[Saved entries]
========

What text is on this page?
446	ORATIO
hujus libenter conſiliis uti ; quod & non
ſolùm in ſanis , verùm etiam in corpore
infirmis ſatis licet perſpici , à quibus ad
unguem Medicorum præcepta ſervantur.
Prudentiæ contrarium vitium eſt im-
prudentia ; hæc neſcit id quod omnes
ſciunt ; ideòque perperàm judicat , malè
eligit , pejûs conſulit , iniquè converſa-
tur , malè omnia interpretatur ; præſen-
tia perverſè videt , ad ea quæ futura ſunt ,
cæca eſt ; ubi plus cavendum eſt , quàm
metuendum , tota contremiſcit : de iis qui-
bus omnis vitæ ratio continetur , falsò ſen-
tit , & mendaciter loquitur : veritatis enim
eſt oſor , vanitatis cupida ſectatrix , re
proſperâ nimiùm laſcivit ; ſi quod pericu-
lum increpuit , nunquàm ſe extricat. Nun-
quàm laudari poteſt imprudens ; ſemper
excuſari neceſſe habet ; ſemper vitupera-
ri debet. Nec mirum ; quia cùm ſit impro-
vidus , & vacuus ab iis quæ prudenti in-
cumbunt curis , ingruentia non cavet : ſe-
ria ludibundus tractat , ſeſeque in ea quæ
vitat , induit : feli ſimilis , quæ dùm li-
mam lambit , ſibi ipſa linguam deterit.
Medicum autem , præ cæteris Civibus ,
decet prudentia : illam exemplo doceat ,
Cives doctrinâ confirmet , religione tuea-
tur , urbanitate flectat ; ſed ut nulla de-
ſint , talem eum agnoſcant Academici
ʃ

========

§ **Description of the task**
Of all the lines above, how many contain the word "quod"? Give the number and nothing else.

§ **Full output**
3